— Begin EXERCISE INPUT —

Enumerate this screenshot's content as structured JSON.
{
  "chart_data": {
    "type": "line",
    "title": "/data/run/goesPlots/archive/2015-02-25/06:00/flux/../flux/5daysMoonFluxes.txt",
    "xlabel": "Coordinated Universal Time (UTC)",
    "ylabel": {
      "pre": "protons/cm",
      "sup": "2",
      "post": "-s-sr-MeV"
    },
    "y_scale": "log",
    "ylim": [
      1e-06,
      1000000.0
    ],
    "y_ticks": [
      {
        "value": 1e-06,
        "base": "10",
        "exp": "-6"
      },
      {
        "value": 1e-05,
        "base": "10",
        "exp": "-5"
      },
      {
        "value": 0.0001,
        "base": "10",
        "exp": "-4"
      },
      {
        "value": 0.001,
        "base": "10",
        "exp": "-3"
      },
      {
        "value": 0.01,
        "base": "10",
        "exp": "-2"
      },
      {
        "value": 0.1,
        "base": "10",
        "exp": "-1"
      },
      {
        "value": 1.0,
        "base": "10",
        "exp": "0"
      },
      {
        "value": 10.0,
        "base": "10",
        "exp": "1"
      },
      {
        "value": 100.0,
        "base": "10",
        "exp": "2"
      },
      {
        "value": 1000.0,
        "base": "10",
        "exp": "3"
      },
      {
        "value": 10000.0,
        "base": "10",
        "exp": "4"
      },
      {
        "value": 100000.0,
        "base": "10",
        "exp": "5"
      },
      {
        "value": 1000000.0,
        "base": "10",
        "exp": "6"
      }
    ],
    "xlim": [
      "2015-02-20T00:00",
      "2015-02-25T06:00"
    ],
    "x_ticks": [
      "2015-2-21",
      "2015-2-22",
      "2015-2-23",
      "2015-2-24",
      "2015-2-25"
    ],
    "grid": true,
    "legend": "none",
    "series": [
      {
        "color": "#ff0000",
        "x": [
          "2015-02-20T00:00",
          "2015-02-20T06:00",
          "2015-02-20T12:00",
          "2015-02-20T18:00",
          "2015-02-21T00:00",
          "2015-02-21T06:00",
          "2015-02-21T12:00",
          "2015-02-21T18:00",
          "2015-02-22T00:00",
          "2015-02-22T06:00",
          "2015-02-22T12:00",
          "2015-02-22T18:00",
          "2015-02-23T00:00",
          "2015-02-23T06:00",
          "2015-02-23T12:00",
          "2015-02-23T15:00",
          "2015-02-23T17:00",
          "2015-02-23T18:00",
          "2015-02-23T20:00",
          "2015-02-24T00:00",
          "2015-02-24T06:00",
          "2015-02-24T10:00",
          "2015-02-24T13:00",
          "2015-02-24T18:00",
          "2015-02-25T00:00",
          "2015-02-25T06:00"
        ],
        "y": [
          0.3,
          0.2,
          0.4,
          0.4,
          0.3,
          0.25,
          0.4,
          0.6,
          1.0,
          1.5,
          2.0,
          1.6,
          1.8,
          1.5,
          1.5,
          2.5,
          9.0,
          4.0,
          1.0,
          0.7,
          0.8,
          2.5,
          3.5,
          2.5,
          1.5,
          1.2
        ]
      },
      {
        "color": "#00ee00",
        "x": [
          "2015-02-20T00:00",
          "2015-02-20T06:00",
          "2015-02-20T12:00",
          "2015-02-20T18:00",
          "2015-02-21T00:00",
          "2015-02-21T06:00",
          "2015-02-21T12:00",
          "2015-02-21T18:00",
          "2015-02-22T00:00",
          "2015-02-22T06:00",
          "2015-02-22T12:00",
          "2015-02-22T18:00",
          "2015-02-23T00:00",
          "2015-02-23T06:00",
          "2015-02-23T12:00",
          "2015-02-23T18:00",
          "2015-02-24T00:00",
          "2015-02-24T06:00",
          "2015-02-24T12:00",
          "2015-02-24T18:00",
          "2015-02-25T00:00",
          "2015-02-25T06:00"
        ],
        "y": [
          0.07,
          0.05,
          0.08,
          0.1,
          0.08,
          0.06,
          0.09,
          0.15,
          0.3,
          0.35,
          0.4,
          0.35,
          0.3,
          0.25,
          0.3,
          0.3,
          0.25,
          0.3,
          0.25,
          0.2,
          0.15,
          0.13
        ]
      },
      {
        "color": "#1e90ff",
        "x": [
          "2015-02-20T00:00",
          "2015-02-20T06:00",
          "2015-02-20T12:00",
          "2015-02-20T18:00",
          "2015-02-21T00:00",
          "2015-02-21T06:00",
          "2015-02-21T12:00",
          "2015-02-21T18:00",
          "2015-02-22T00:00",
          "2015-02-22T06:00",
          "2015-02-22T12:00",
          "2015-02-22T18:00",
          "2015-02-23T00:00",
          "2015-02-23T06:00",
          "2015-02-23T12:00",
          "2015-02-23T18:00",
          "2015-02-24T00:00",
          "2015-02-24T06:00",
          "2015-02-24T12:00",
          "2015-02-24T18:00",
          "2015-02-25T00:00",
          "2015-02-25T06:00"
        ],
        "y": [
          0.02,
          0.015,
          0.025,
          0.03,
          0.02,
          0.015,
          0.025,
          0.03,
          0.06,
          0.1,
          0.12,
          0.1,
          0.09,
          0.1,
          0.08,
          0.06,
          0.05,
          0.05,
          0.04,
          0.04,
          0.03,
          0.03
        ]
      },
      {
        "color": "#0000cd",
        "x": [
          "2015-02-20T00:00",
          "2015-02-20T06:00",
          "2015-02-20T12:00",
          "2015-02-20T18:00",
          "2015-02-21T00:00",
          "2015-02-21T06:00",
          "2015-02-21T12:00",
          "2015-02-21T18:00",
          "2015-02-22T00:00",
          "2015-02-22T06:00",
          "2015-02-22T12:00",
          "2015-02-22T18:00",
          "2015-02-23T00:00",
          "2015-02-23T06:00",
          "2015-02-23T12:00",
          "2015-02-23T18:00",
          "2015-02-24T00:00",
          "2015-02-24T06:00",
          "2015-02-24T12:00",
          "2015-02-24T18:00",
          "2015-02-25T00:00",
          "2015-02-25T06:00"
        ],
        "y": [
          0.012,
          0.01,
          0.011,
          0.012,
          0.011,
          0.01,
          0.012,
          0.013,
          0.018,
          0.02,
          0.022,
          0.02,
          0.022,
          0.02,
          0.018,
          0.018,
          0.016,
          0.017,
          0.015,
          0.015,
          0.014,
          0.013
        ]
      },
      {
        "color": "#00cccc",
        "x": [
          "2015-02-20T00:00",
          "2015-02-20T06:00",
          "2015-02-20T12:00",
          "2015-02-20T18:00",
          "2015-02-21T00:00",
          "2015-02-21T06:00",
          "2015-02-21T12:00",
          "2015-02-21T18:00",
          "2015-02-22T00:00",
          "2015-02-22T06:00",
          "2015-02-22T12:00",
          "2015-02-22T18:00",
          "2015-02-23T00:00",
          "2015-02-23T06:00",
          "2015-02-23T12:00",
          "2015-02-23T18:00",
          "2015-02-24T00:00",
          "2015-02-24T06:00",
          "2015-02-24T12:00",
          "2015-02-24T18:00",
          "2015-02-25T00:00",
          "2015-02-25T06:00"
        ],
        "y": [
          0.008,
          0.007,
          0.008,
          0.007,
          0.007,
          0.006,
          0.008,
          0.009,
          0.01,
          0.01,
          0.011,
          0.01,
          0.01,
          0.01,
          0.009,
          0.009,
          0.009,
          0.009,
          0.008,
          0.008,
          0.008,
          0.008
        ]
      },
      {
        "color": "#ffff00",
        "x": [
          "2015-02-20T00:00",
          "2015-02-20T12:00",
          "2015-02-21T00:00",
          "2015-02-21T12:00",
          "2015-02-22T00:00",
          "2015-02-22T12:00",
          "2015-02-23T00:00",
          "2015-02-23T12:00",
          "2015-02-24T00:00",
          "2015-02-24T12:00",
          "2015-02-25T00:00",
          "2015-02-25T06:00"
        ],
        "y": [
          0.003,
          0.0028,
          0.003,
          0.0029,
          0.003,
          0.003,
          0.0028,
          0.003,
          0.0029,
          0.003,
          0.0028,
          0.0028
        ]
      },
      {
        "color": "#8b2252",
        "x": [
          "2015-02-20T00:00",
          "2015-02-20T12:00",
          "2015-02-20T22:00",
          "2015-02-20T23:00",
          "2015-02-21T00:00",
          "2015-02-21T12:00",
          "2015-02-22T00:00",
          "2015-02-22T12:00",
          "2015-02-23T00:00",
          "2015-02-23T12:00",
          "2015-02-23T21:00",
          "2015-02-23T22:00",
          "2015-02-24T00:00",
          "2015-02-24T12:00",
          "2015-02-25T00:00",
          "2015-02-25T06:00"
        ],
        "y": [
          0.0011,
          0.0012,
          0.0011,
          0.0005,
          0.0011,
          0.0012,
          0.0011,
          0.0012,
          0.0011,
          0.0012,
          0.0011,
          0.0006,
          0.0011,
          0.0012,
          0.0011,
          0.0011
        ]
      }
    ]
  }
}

— End EXERCISE INPUT —

The string "color" may appear in lines of the listing above; tally those lines and give the number only.

7